» **Your task**: Below are entries to be transcribed exactly; exclude the pictures from the copy.

» **Given records**:
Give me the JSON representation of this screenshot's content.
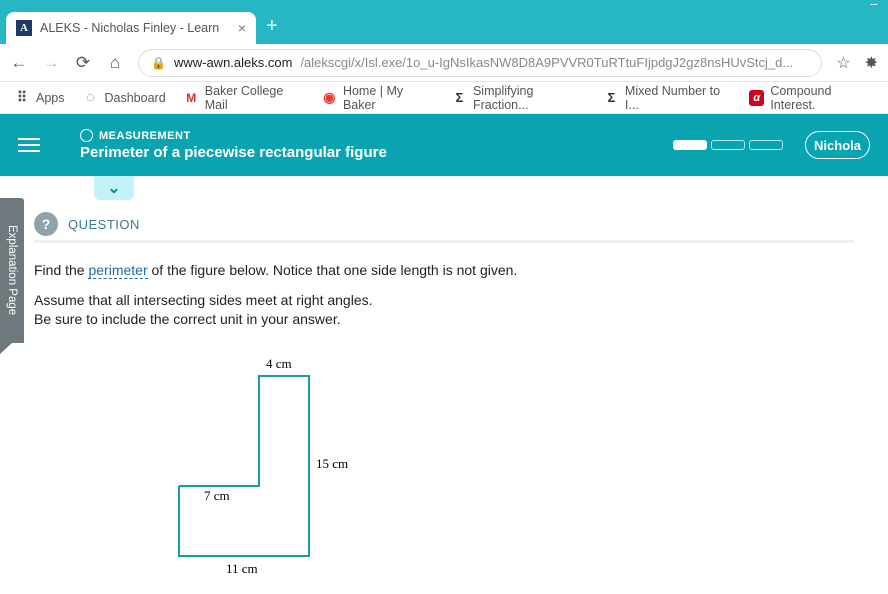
{
  "window": {
    "tab_title": "ALEKS - Nicholas Finley - Learn"
  },
  "browser": {
    "url_host": "www-awn.aleks.com",
    "url_path": "/alekscgi/x/Isl.exe/1o_u-IgNsIkasNW8D8A9PVVR0TuRTtuFIjpdgJ2gz8nsHUvStcj_d...",
    "bookmarks": {
      "apps": "Apps",
      "dashboard": "Dashboard",
      "baker_mail": "Baker College Mail",
      "home_baker": "Home | My Baker",
      "simplifying": "Simplifying Fraction...",
      "mixed_num": "Mixed Number to I...",
      "compound": "Compound Interest."
    }
  },
  "header": {
    "category": "MEASUREMENT",
    "topic": "Perimeter of a piecewise rectangular figure",
    "user": "Nichola"
  },
  "sidetab": {
    "label": "Explanation Page"
  },
  "question": {
    "heading": "QUESTION",
    "line1_pre": "Find the ",
    "perimeter_word": "perimeter",
    "line1_post": " of the figure below. Notice that one side length is not given.",
    "line2": "Assume that all intersecting sides meet at right angles.",
    "line3": "Be sure to include the correct unit in your answer."
  },
  "figure": {
    "top_label": "4 cm",
    "right_label": "15 cm",
    "left_label": "7 cm",
    "bottom_label": "11 cm"
  }
}
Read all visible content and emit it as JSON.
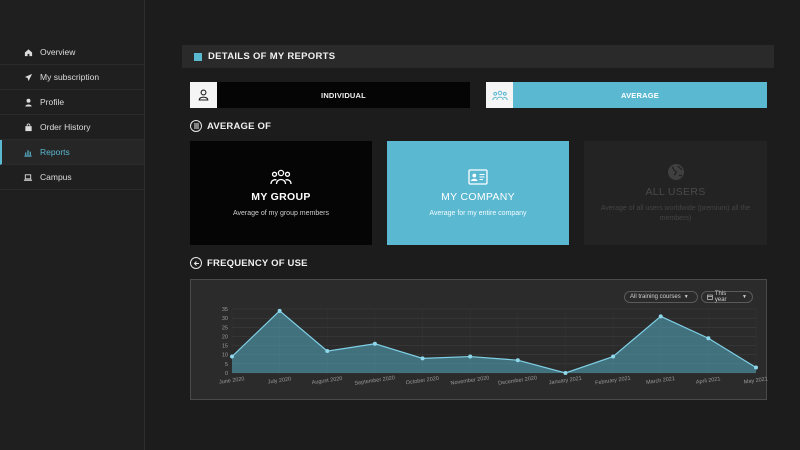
{
  "sidebar": {
    "items": [
      {
        "label": "Overview",
        "icon": "home-icon"
      },
      {
        "label": "My subscription",
        "icon": "paper-plane-icon"
      },
      {
        "label": "Profile",
        "icon": "user-icon"
      },
      {
        "label": "Order History",
        "icon": "shopping-bag-icon"
      },
      {
        "label": "Reports",
        "icon": "bar-chart-icon",
        "active": true
      },
      {
        "label": "Campus",
        "icon": "laptop-icon"
      }
    ]
  },
  "header": {
    "title": "DETAILS OF MY REPORTS"
  },
  "toggles": {
    "individual": "INDIVIDUAL",
    "average": "AVERAGE"
  },
  "average_of": {
    "title": "AVERAGE OF",
    "cards": [
      {
        "title": "MY GROUP",
        "desc": "Average of my group members"
      },
      {
        "title": "MY COMPANY",
        "desc": "Average for my entire company"
      },
      {
        "title": "ALL USERS",
        "desc": "Average of all users worldwide (premium) all the members)"
      }
    ]
  },
  "frequency": {
    "title": "FREQUENCY OF USE",
    "filter_courses": "All training courses",
    "filter_year": "This year"
  },
  "colors": {
    "accent": "#5ab8d1",
    "dark": "#050505",
    "bg": "#1c1c1c"
  },
  "chart_data": {
    "type": "area",
    "categories": [
      "June 2020",
      "July 2020",
      "August 2020",
      "September 2020",
      "October 2020",
      "November 2020",
      "December 2020",
      "January 2021",
      "February 2021",
      "March 2021",
      "April 2021",
      "May 2021"
    ],
    "values": [
      9,
      34,
      12,
      16,
      8,
      9,
      7,
      0,
      9,
      31,
      19,
      3
    ],
    "yticks": [
      0,
      5,
      10,
      15,
      20,
      25,
      30,
      35
    ],
    "ylim": [
      0,
      35
    ],
    "grid": true,
    "legend": "none"
  }
}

» **Solution for this exercise**:
Give me the JSON representation of this screenshot's content.
{
  "window": {
    "tab_title": "ALEKS - Nicholas Finley - Learn"
  },
  "browser": {
    "url_host": "www-awn.aleks.com",
    "url_path": "/alekscgi/x/Isl.exe/1o_u-IgNsIkasNW8D8A9PVVR0TuRTtuFIjpdgJ2gz8nsHUvStcj_d...",
    "bookmarks": {
      "apps": "Apps",
      "dashboard": "Dashboard",
      "baker_mail": "Baker College Mail",
      "home_baker": "Home | My Baker",
      "simplifying": "Simplifying Fraction...",
      "mixed_num": "Mixed Number to I...",
      "compound": "Compound Interest."
    }
  },
  "header": {
    "category": "MEASUREMENT",
    "topic": "Perimeter of a piecewise rectangular figure",
    "user": "Nichola"
  },
  "sidetab": {
    "label": "Explanation Page"
  },
  "question": {
    "heading": "QUESTION",
    "line1_pre": "Find the ",
    "perimeter_word": "perimeter",
    "line1_post": " of the figure below. Notice that one side length is not given.",
    "line2": "Assume that all intersecting sides meet at right angles.",
    "line3": "Be sure to include the correct unit in your answer."
  },
  "figure": {
    "top_label": "4 cm",
    "right_label": "15 cm",
    "left_label": "7 cm",
    "bottom_label": "11 cm"
  }
}
Read all visible content and emit it as JSON.
{
  "sidebar": {
    "items": [
      {
        "label": "Overview",
        "icon": "home-icon"
      },
      {
        "label": "My subscription",
        "icon": "paper-plane-icon"
      },
      {
        "label": "Profile",
        "icon": "user-icon"
      },
      {
        "label": "Order History",
        "icon": "shopping-bag-icon"
      },
      {
        "label": "Reports",
        "icon": "bar-chart-icon",
        "active": true
      },
      {
        "label": "Campus",
        "icon": "laptop-icon"
      }
    ]
  },
  "header": {
    "title": "DETAILS OF MY REPORTS"
  },
  "toggles": {
    "individual": "INDIVIDUAL",
    "average": "AVERAGE"
  },
  "average_of": {
    "title": "AVERAGE OF",
    "cards": [
      {
        "title": "MY GROUP",
        "desc": "Average of my group members"
      },
      {
        "title": "MY COMPANY",
        "desc": "Average for my entire company"
      },
      {
        "title": "ALL USERS",
        "desc": "Average of all users worldwide (premium) all the members)"
      }
    ]
  },
  "frequency": {
    "title": "FREQUENCY OF USE",
    "filter_courses": "All training courses",
    "filter_year": "This year"
  },
  "colors": {
    "accent": "#5ab8d1",
    "dark": "#050505",
    "bg": "#1c1c1c"
  },
  "chart_data": {
    "type": "area",
    "categories": [
      "June 2020",
      "July 2020",
      "August 2020",
      "September 2020",
      "October 2020",
      "November 2020",
      "December 2020",
      "January 2021",
      "February 2021",
      "March 2021",
      "April 2021",
      "May 2021"
    ],
    "values": [
      9,
      34,
      12,
      16,
      8,
      9,
      7,
      0,
      9,
      31,
      19,
      3
    ],
    "yticks": [
      0,
      5,
      10,
      15,
      20,
      25,
      30,
      35
    ],
    "ylim": [
      0,
      35
    ],
    "grid": true,
    "legend": "none"
  }
}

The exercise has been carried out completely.